> _与えられた文章_
速球派の神髄、受け継ぎます! 阪神藤浪晋太郎投手(22)は、福原の現役引退を受け、大先輩の剛腕スタイルを継承する決意だ。日ごろからフォーム修正などの際に助言をもらっていた恩人。これまでのサポートに心から感謝し、速球派の理想像を追い求めていく。

 どれだけ助けてもらったのかは、心から寂しそうな表情を見ればすぐ分かる。福原引退-。藤浪は甲子園室内練習場で練習を終えた直後、直立不動で胸中を語り始めた。

 「本当にお世話になった先輩なので。ロッカーも隣で、いろんなアドバイスをいただいた。キャッチボールを見て、何げないところでも、こうした方がいいと教えてもらったり。間の取り方とか、いろいろ教えていただいて。寂しいです」

 どん底から救い出してもらった恩人でもある。昨春、4月から5月にかけて藤浪は6戦連続で白星から遠ざかっていた。この期間、親身になってフォーム修正に力を貸してくれた先輩が他ならぬ福原だった。「グッと胸を張って上からたたく。そういうイメージで投げてみたらどう?」。この助言をベースに形を作り上げ、力みなくキレのある直球を取り戻した。5月中旬以降の快進撃、昨季14勝は大先輩の存在なくして語れない。

> _練習課題_
(a) 藤浪投手の記事から、「速球派の神髄、受け継ぎます!」を含む語句で始め、「直立不動で胸中を語り始めた。」で終わる部分を一字一句変えずに書き出してください。
(b) 藤浪投手の記事によると、藤浪投手は昨季何勝を挙げましたか。
藤浪投手の記事だけを手がかりにしてください。

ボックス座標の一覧
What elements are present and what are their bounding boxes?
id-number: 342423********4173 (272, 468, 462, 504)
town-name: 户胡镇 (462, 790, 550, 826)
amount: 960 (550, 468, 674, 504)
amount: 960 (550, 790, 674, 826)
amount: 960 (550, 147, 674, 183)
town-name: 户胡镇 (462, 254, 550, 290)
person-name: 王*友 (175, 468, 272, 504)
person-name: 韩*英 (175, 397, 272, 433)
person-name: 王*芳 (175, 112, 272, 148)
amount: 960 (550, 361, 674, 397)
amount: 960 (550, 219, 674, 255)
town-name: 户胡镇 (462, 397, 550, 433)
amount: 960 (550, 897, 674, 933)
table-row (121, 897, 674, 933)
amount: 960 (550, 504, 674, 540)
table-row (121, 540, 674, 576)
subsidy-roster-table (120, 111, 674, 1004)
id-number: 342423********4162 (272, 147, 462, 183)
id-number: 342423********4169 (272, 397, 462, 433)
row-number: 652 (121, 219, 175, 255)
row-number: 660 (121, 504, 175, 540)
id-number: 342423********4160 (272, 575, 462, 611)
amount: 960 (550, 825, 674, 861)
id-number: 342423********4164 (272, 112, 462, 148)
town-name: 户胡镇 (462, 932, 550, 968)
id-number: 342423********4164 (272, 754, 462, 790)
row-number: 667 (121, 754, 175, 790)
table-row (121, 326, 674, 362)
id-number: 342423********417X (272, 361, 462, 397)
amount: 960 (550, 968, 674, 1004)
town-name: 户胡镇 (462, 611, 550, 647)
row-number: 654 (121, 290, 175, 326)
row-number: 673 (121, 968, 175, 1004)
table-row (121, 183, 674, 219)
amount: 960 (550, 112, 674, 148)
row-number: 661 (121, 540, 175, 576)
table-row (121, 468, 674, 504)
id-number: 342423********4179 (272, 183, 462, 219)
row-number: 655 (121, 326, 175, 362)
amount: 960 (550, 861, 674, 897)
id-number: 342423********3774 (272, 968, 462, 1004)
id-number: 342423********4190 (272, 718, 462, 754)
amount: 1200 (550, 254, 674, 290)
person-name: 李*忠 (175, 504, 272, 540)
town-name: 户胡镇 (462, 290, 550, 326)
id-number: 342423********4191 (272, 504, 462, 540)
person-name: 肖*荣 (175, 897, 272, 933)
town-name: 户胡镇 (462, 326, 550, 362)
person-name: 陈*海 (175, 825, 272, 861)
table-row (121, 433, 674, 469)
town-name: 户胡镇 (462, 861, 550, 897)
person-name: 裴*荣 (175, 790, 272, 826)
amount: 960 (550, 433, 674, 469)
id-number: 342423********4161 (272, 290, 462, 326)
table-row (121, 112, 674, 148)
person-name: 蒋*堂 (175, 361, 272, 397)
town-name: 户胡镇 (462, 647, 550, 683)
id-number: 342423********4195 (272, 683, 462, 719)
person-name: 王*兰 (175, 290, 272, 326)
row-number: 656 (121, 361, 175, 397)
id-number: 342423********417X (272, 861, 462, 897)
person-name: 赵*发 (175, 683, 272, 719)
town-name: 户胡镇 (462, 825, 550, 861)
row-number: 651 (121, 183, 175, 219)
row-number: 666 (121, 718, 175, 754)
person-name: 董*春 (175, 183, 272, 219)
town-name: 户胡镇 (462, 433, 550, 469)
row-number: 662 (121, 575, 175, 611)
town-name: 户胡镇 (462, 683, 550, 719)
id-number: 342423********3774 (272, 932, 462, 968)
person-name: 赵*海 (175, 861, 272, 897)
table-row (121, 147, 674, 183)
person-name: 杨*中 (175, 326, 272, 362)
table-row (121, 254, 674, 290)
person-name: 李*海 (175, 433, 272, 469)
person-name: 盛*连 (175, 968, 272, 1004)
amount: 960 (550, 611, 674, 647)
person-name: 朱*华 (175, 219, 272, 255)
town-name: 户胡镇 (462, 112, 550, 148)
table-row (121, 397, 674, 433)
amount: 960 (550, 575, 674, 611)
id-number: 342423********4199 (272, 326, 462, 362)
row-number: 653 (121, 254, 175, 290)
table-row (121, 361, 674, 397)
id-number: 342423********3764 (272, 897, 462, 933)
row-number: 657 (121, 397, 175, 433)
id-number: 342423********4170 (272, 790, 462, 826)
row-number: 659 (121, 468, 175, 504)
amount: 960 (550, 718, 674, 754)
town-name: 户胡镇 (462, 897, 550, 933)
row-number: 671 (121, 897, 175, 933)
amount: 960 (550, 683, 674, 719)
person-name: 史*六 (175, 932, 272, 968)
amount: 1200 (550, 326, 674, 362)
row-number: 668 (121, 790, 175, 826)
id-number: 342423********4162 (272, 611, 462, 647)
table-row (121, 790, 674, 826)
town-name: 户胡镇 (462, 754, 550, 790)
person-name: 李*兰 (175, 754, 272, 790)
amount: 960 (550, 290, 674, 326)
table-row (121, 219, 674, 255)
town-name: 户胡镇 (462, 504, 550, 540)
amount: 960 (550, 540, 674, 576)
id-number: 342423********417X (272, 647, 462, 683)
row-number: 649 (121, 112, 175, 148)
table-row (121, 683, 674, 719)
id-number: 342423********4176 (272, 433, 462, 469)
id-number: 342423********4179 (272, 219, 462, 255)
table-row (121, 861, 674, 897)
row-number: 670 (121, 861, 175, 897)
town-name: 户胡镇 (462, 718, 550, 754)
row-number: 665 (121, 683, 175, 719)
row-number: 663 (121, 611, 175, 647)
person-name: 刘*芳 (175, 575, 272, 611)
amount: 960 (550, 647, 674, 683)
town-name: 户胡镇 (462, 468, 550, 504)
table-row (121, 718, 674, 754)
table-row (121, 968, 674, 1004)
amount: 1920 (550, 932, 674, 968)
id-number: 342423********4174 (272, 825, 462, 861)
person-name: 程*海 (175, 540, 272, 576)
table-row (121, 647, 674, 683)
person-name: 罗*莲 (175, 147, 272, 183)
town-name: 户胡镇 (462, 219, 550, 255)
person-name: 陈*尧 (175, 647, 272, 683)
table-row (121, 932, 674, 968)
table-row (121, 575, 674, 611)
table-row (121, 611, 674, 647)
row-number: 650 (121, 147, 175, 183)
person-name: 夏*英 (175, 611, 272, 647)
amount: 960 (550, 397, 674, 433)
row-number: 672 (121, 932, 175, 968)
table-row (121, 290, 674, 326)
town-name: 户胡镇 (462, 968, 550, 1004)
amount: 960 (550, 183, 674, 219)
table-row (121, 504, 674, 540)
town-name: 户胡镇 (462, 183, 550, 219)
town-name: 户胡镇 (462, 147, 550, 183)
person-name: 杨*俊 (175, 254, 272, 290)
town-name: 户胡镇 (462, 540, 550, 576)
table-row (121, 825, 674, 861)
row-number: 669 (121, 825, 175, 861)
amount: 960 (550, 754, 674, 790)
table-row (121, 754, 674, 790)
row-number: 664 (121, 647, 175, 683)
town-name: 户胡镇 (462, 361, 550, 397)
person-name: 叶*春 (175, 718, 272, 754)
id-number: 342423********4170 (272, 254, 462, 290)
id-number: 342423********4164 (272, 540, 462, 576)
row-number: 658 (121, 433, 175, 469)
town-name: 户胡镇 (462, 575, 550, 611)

> _課題別の解答_
(a)
速球派の神髄、受け継ぎます! 阪神藤浪晋太郎投手(22)は、福原の現役引退を受け、大先輩の剛腕スタイルを継承する決意だ。日ごろからフォーム修正などの際に助言をもらっていた恩人。これまでのサポートに心から感謝し、速球派の理想像を追い求めていく。

 どれだけ助けてもらったのかは、心から寂しそうな表情を見ればすぐ分かる。福原引退-。藤浪は甲子園室内練習場で練習を終えた直後、直立不動で胸中を語り始めた。

(b) 昨季は14勝を挙げました。